> _What this task involves_
Where does the string "tough" appear in the records? Copy every line that contains it.

▬▬▬▬▬▬▬▬▬▬

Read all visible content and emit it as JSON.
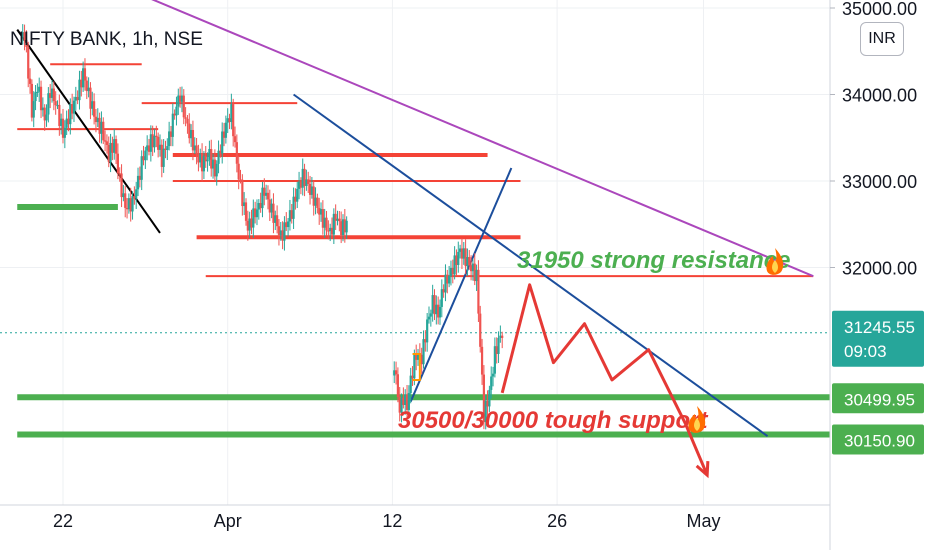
{
  "symbol": {
    "title": "NIFTY BANK, 1h, NSE"
  },
  "currency_button": {
    "label": "INR"
  },
  "price_axis": {
    "ticks": [
      {
        "value": 35000,
        "label": "35000.00"
      },
      {
        "value": 34000,
        "label": "34000.00"
      },
      {
        "value": 33000,
        "label": "33000.00"
      },
      {
        "value": 32000,
        "label": "32000.00"
      }
    ]
  },
  "time_axis": {
    "ticks": [
      {
        "t": 1,
        "label": "22"
      },
      {
        "t": 10,
        "label": "Apr"
      },
      {
        "t": 19,
        "label": "12"
      },
      {
        "t": 28,
        "label": "26"
      },
      {
        "t": 36,
        "label": "May"
      }
    ]
  },
  "badges": {
    "last_price": {
      "label": "31245.55",
      "countdown": "09:03",
      "color": "#26a69a"
    },
    "support_1": {
      "label": "30499.95",
      "color": "#4caf50"
    },
    "support_2": {
      "label": "30150.90",
      "color": "#4caf50"
    }
  },
  "annotations": {
    "resistance": {
      "text": "31950 strong resistance",
      "color": "#4caf50"
    },
    "support": {
      "text": "30500/30000 tough support",
      "color": "#e53935"
    }
  },
  "colors": {
    "bull": "#26a69a",
    "bear": "#ef5350",
    "red_line": "#f44336",
    "green_line": "#4caf50",
    "blue_line": "#1c4e9c",
    "purple_line": "#ab47bc",
    "projection": "#e53935",
    "marker": "#ff9800"
  },
  "chart_data": {
    "type": "candlestick",
    "title": "NIFTY BANK, 1h, NSE",
    "ylim": [
      29300,
      35000
    ],
    "x_unit": "trading day index (22 Mar = 1, Apr 1 = 10, Apr 12 = 19, Apr 26 = 28, May 3 = 36)",
    "close_path": [
      [
        -1.3,
        34900
      ],
      [
        -1.0,
        34500
      ],
      [
        -0.7,
        33800
      ],
      [
        -0.4,
        34100
      ],
      [
        0.0,
        33700
      ],
      [
        0.3,
        34050
      ],
      [
        0.6,
        33900
      ],
      [
        1.0,
        33550
      ],
      [
        1.4,
        33800
      ],
      [
        1.8,
        34000
      ],
      [
        2.1,
        34250
      ],
      [
        2.4,
        34000
      ],
      [
        2.8,
        33700
      ],
      [
        3.1,
        33600
      ],
      [
        3.5,
        33300
      ],
      [
        3.8,
        33450
      ],
      [
        4.1,
        33000
      ],
      [
        4.4,
        32700
      ],
      [
        4.8,
        32750
      ],
      [
        5.1,
        33000
      ],
      [
        5.4,
        33300
      ],
      [
        5.8,
        33450
      ],
      [
        6.1,
        33500
      ],
      [
        6.4,
        33250
      ],
      [
        6.8,
        33500
      ],
      [
        7.1,
        33800
      ],
      [
        7.4,
        34000
      ],
      [
        7.7,
        33700
      ],
      [
        8.0,
        33500
      ],
      [
        8.3,
        33300
      ],
      [
        8.6,
        33200
      ],
      [
        9.0,
        33300
      ],
      [
        9.3,
        33100
      ],
      [
        9.6,
        33400
      ],
      [
        9.9,
        33650
      ],
      [
        10.2,
        33800
      ],
      [
        10.5,
        33200
      ],
      [
        10.8,
        32800
      ],
      [
        11.1,
        32450
      ],
      [
        11.4,
        32600
      ],
      [
        11.7,
        32700
      ],
      [
        12.0,
        32900
      ],
      [
        12.3,
        32700
      ],
      [
        12.6,
        32550
      ],
      [
        12.9,
        32350
      ],
      [
        13.2,
        32500
      ],
      [
        13.5,
        32650
      ],
      [
        13.8,
        32900
      ],
      [
        14.1,
        33050
      ],
      [
        14.4,
        32950
      ],
      [
        14.7,
        32800
      ],
      [
        15.0,
        32650
      ],
      [
        15.3,
        32500
      ],
      [
        15.6,
        32400
      ],
      [
        15.9,
        32600
      ],
      [
        16.2,
        32450
      ],
      [
        16.5,
        32500
      ],
      [
        19.0,
        31100
      ],
      [
        19.2,
        30700
      ],
      [
        19.4,
        30350
      ],
      [
        19.6,
        30500
      ],
      [
        19.8,
        30400
      ],
      [
        20.0,
        30700
      ],
      [
        20.3,
        31000
      ],
      [
        20.6,
        30950
      ],
      [
        20.9,
        31350
      ],
      [
        21.2,
        31600
      ],
      [
        21.5,
        31450
      ],
      [
        21.8,
        31800
      ],
      [
        22.1,
        31900
      ],
      [
        22.4,
        32050
      ],
      [
        22.7,
        32200
      ],
      [
        23.0,
        32100
      ],
      [
        23.3,
        32000
      ],
      [
        23.6,
        31900
      ],
      [
        24.0,
        30300
      ],
      [
        24.2,
        30450
      ],
      [
        24.4,
        30700
      ],
      [
        24.6,
        31000
      ],
      [
        24.8,
        31150
      ],
      [
        25.0,
        31245.55
      ]
    ],
    "last_price": 31245.55,
    "horizontal_levels": [
      {
        "y": 34350,
        "x": [
          0.3,
          5.3
        ],
        "color": "red"
      },
      {
        "y": 33900,
        "x": [
          5.3,
          13.8
        ],
        "color": "red"
      },
      {
        "y": 33600,
        "x": [
          -1.5,
          6.2
        ],
        "color": "red"
      },
      {
        "y": 33300,
        "x": [
          7.0,
          24.2
        ],
        "color": "red"
      },
      {
        "y": 33000,
        "x": [
          7.0,
          26.0
        ],
        "color": "red"
      },
      {
        "y": 32350,
        "x": [
          8.3,
          26.0
        ],
        "color": "red"
      },
      {
        "y": 31900,
        "x": [
          8.8,
          42.0
        ],
        "color": "red"
      },
      {
        "y": 32700,
        "x": [
          -1.5,
          4.0
        ],
        "color": "green"
      },
      {
        "y": 30500,
        "x": [
          -1.5,
          47.0
        ],
        "color": "green"
      },
      {
        "y": 30070,
        "x": [
          -1.5,
          47.0
        ],
        "color": "green"
      }
    ],
    "trendlines": [
      {
        "from": [
          -0.9,
          35700
        ],
        "to": [
          42.0,
          31900
        ],
        "color": "purple"
      },
      {
        "from": [
          13.6,
          34000
        ],
        "to": [
          39.5,
          30050
        ],
        "color": "blue"
      },
      {
        "from": [
          20.0,
          30450
        ],
        "to": [
          25.5,
          33150
        ],
        "color": "blue"
      },
      {
        "from": [
          -1.5,
          34750
        ],
        "to": [
          6.3,
          32400
        ],
        "color": "black"
      }
    ],
    "projection_path": [
      [
        25.0,
        30550
      ],
      [
        26.5,
        31800
      ],
      [
        27.8,
        30900
      ],
      [
        29.5,
        31350
      ],
      [
        31.0,
        30700
      ],
      [
        33.0,
        31050
      ],
      [
        35.0,
        30200
      ],
      [
        36.2,
        29600
      ]
    ],
    "resistance_annotation": "31950 strong resistance",
    "support_annotation": "30500/30000 tough support"
  }
}
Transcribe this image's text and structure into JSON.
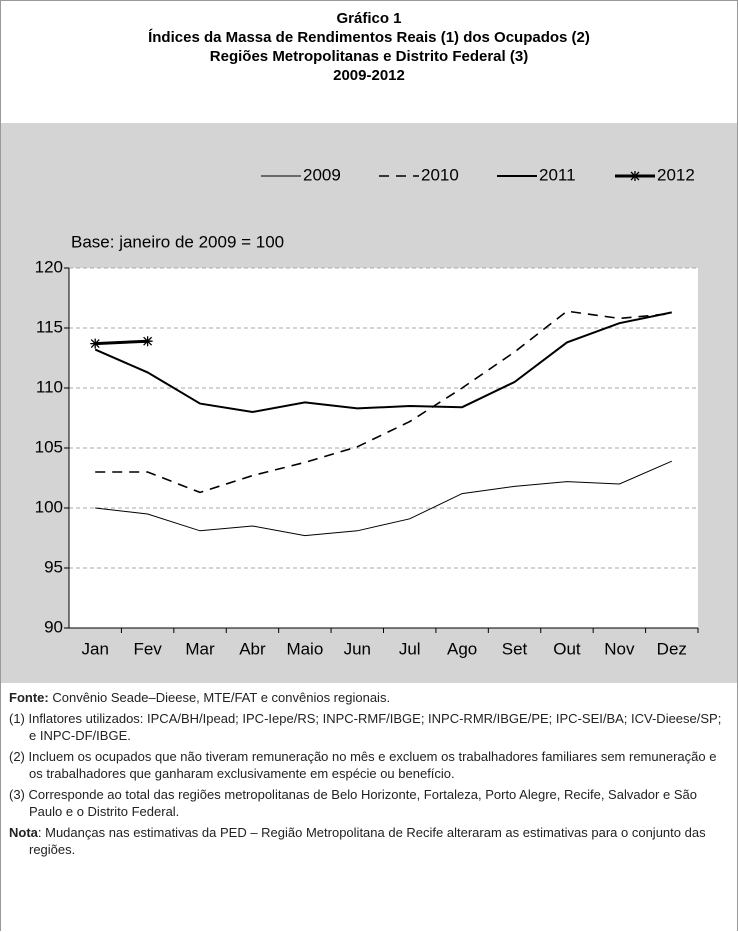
{
  "chart_data": {
    "type": "line",
    "title": [
      "Gráfico 1",
      "Índices da Massa de Rendimentos Reais (1) dos Ocupados (2)",
      "Regiões Metropolitanas e Distrito Federal (3)",
      "2009-2012"
    ],
    "subtitle": "Base: janeiro de 2009 = 100",
    "categories": [
      "Jan",
      "Fev",
      "Mar",
      "Abr",
      "Maio",
      "Jun",
      "Jul",
      "Ago",
      "Set",
      "Out",
      "Nov",
      "Dez"
    ],
    "series": [
      {
        "name": "2009",
        "color": "#000000",
        "width": 1,
        "dash": false,
        "marker": false,
        "values": [
          100,
          99.5,
          98.1,
          98.5,
          97.7,
          98.1,
          99.1,
          101.2,
          101.8,
          102.2,
          102.0,
          103.9
        ]
      },
      {
        "name": "2010",
        "color": "#000000",
        "width": 1.6,
        "dash": true,
        "marker": false,
        "values": [
          103.0,
          103.0,
          101.3,
          102.7,
          103.8,
          105.1,
          107.2,
          110.0,
          113.0,
          116.4,
          115.8,
          116.2
        ]
      },
      {
        "name": "2011",
        "color": "#000000",
        "width": 2,
        "dash": false,
        "marker": false,
        "values": [
          113.2,
          111.3,
          108.7,
          108.0,
          108.8,
          108.3,
          108.5,
          108.4,
          110.5,
          113.8,
          115.4,
          116.3
        ]
      },
      {
        "name": "2012",
        "color": "#000000",
        "width": 3,
        "dash": false,
        "marker": true,
        "values": [
          113.7,
          113.9,
          null,
          null,
          null,
          null,
          null,
          null,
          null,
          null,
          null,
          null
        ]
      }
    ],
    "ylim": [
      90,
      120
    ],
    "yticks": [
      90,
      95,
      100,
      105,
      110,
      115,
      120
    ],
    "grid": true,
    "notes": [
      {
        "label": "Fonte:",
        "text": "Convênio Seade–Dieese, MTE/FAT e convênios regionais."
      },
      {
        "label": "(1)",
        "text": "Inflatores utilizados: IPCA/BH/Ipead; IPC-Iepe/RS; INPC-RMF/IBGE; INPC-RMR/IBGE/PE; IPC-SEI/BA; ICV-Dieese/SP; e INPC-DF/IBGE."
      },
      {
        "label": "(2)",
        "text": "Incluem os ocupados que não tiveram remuneração no mês e excluem os trabalhadores familiares sem remuneração e os trabalhadores que ganharam exclusivamente em espécie ou benefício."
      },
      {
        "label": "(3)",
        "text": "Corresponde ao total das regiões metropolitanas de Belo Horizonte, Fortaleza, Porto Alegre, Recife, Salvador e São Paulo e o Distrito Federal."
      },
      {
        "label": "Nota",
        "text": ": Mudanças nas estimativas da PED – Região Metropolitana de Recife alteraram as estimativas para o conjunto das regiões."
      }
    ]
  }
}
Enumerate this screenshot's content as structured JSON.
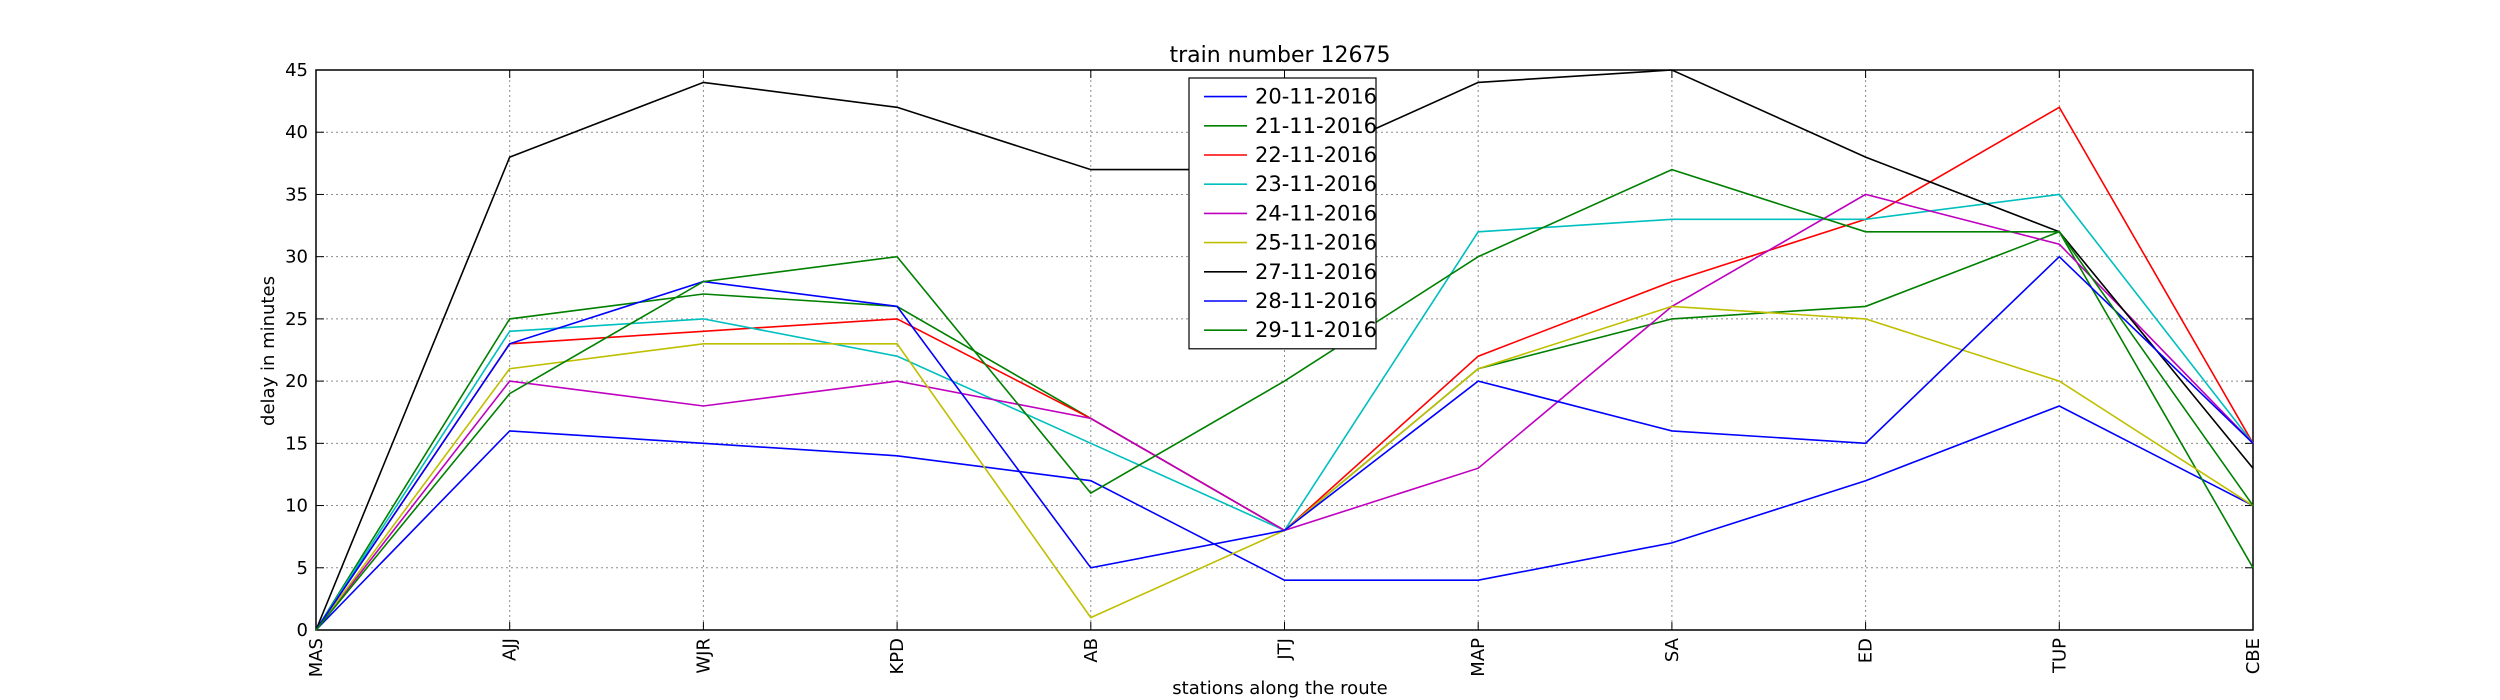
{
  "chart_data": {
    "type": "line",
    "title": "train number 12675",
    "xlabel": "stations along the route",
    "ylabel": "delay in minutes",
    "categories": [
      "MAS",
      "AJJ",
      "WJR",
      "KPD",
      "AB",
      "JTJ",
      "MAP",
      "SA",
      "ED",
      "TUP",
      "CBE"
    ],
    "ylim": [
      0,
      45
    ],
    "yticks": [
      0,
      5,
      10,
      15,
      20,
      25,
      30,
      35,
      40,
      45
    ],
    "grid": true,
    "legend_position": "top-center",
    "series": [
      {
        "name": "20-11-2016",
        "color": "#0000ff",
        "values": [
          0,
          16,
          15,
          14,
          12,
          4,
          4,
          7,
          12,
          18,
          10
        ]
      },
      {
        "name": "21-11-2016",
        "color": "#008000",
        "values": [
          0,
          25,
          27,
          26,
          17,
          8,
          21,
          25,
          26,
          32,
          5
        ]
      },
      {
        "name": "22-11-2016",
        "color": "#ff0000",
        "values": [
          0,
          23,
          24,
          25,
          17,
          8,
          22,
          28,
          33,
          42,
          15
        ]
      },
      {
        "name": "23-11-2016",
        "color": "#00bfbf",
        "values": [
          0,
          24,
          25,
          22,
          15,
          8,
          32,
          33,
          33,
          35,
          15
        ]
      },
      {
        "name": "24-11-2016",
        "color": "#bf00bf",
        "values": [
          0,
          20,
          18,
          20,
          17,
          8,
          13,
          26,
          35,
          31,
          15
        ]
      },
      {
        "name": "25-11-2016",
        "color": "#bfbf00",
        "values": [
          0,
          21,
          23,
          23,
          1,
          8,
          21,
          26,
          25,
          20,
          10
        ]
      },
      {
        "name": "27-11-2016",
        "color": "#000000",
        "values": [
          0,
          38,
          44,
          42,
          37,
          37,
          44,
          45,
          38,
          32,
          13
        ]
      },
      {
        "name": "28-11-2016",
        "color": "#0000ff",
        "values": [
          0,
          23,
          28,
          26,
          5,
          8,
          20,
          16,
          15,
          30,
          15
        ]
      },
      {
        "name": "29-11-2016",
        "color": "#008000",
        "values": [
          0,
          19,
          28,
          30,
          11,
          20,
          30,
          37,
          32,
          32,
          10
        ]
      }
    ]
  }
}
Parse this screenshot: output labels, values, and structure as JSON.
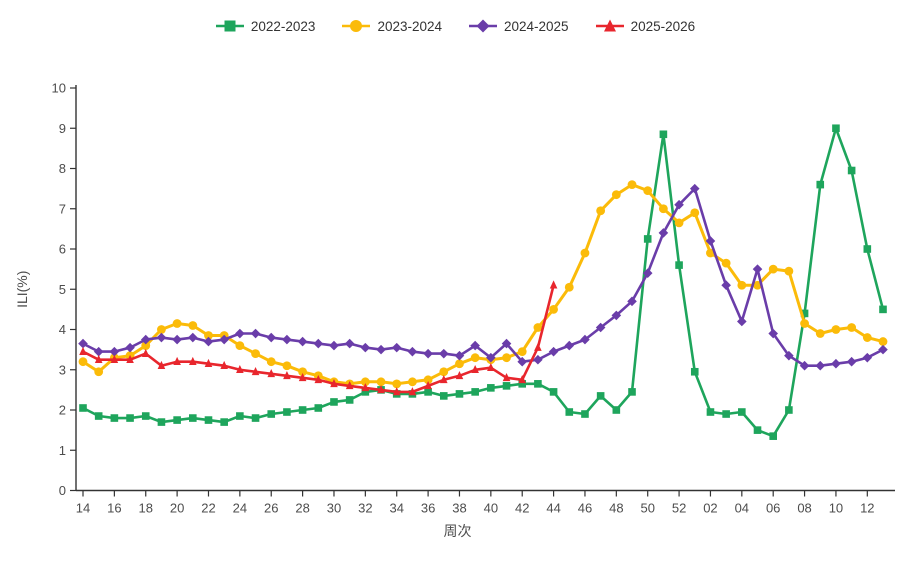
{
  "chart_data": {
    "type": "line",
    "title": "",
    "xlabel": "周次",
    "ylabel": "ILI(%)",
    "ylim": [
      0,
      10
    ],
    "y_ticks": [
      0,
      1,
      2,
      3,
      4,
      5,
      6,
      7,
      8,
      9,
      10
    ],
    "grid": false,
    "legend_position": "top-center",
    "x": [
      "14",
      "15",
      "16",
      "17",
      "18",
      "19",
      "20",
      "21",
      "22",
      "23",
      "24",
      "25",
      "26",
      "27",
      "28",
      "29",
      "30",
      "31",
      "32",
      "33",
      "34",
      "35",
      "36",
      "37",
      "38",
      "39",
      "40",
      "41",
      "42",
      "43",
      "44",
      "45",
      "46",
      "47",
      "48",
      "49",
      "50",
      "51",
      "52",
      "01",
      "02",
      "03",
      "04",
      "05",
      "06",
      "07",
      "08",
      "09",
      "10",
      "11",
      "12",
      "13"
    ],
    "x_tick_labels": [
      "14",
      "16",
      "18",
      "20",
      "22",
      "24",
      "26",
      "28",
      "30",
      "32",
      "34",
      "36",
      "38",
      "40",
      "42",
      "44",
      "46",
      "48",
      "50",
      "52",
      "02",
      "04",
      "06",
      "08",
      "10",
      "12"
    ],
    "series": [
      {
        "name": "2022-2023",
        "color": "#1ea55c",
        "marker": "square",
        "values": [
          2.05,
          1.85,
          1.8,
          1.8,
          1.85,
          1.7,
          1.75,
          1.8,
          1.75,
          1.7,
          1.85,
          1.8,
          1.9,
          1.95,
          2.0,
          2.05,
          2.2,
          2.25,
          2.45,
          2.5,
          2.4,
          2.4,
          2.45,
          2.35,
          2.4,
          2.45,
          2.55,
          2.6,
          2.65,
          2.65,
          2.45,
          1.95,
          1.9,
          2.35,
          2.0,
          2.45,
          6.25,
          8.85,
          5.6,
          2.95,
          1.95,
          1.9,
          1.95,
          1.5,
          1.35,
          2.0,
          4.4,
          7.6,
          9.0,
          7.95,
          6.0,
          4.5
        ]
      },
      {
        "name": "2023-2024",
        "color": "#fbbb09",
        "marker": "circle",
        "values": [
          3.2,
          2.95,
          3.3,
          3.35,
          3.6,
          4.0,
          4.15,
          4.1,
          3.85,
          3.85,
          3.6,
          3.4,
          3.2,
          3.1,
          2.95,
          2.85,
          2.7,
          2.65,
          2.7,
          2.7,
          2.65,
          2.7,
          2.75,
          2.95,
          3.15,
          3.3,
          3.25,
          3.3,
          3.45,
          4.05,
          4.5,
          5.05,
          5.9,
          6.95,
          7.35,
          7.6,
          7.45,
          7.0,
          6.65,
          6.9,
          5.9,
          5.65,
          5.1,
          5.1,
          5.5,
          5.45,
          4.15,
          3.9,
          4.0,
          4.05,
          3.8,
          3.7
        ]
      },
      {
        "name": "2024-2025",
        "color": "#6a3da9",
        "marker": "diamond",
        "values": [
          3.65,
          3.45,
          3.45,
          3.55,
          3.75,
          3.8,
          3.75,
          3.8,
          3.7,
          3.75,
          3.9,
          3.9,
          3.8,
          3.75,
          3.7,
          3.65,
          3.6,
          3.65,
          3.55,
          3.5,
          3.55,
          3.45,
          3.4,
          3.4,
          3.35,
          3.6,
          3.3,
          3.65,
          3.2,
          3.25,
          3.45,
          3.6,
          3.75,
          4.05,
          4.35,
          4.7,
          5.4,
          6.4,
          7.1,
          7.5,
          6.2,
          5.1,
          4.2,
          5.5,
          3.9,
          3.35,
          3.1,
          3.1,
          3.15,
          3.2,
          3.3,
          3.5
        ]
      },
      {
        "name": "2025-2026",
        "color": "#e8262d",
        "marker": "triangle",
        "values": [
          3.45,
          3.25,
          3.25,
          3.25,
          3.4,
          3.1,
          3.2,
          3.2,
          3.15,
          3.1,
          3.0,
          2.95,
          2.9,
          2.85,
          2.8,
          2.75,
          2.65,
          2.6,
          2.55,
          2.5,
          2.45,
          2.45,
          2.6,
          2.75,
          2.85,
          3.0,
          3.05,
          2.8,
          2.75,
          3.55,
          5.1,
          null,
          null,
          null,
          null,
          null,
          null,
          null,
          null,
          null,
          null,
          null,
          null,
          null,
          null,
          null,
          null,
          null,
          null,
          null,
          null,
          null
        ]
      }
    ],
    "axis_color": "#333333",
    "text_color": "#4d4d4d"
  }
}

▬▬▬▬▬▬▬▬▬▬

> _Exercise solution_
      "text": "30500/30000 tough support",
    "support_annotation": "30500/30000 tough support"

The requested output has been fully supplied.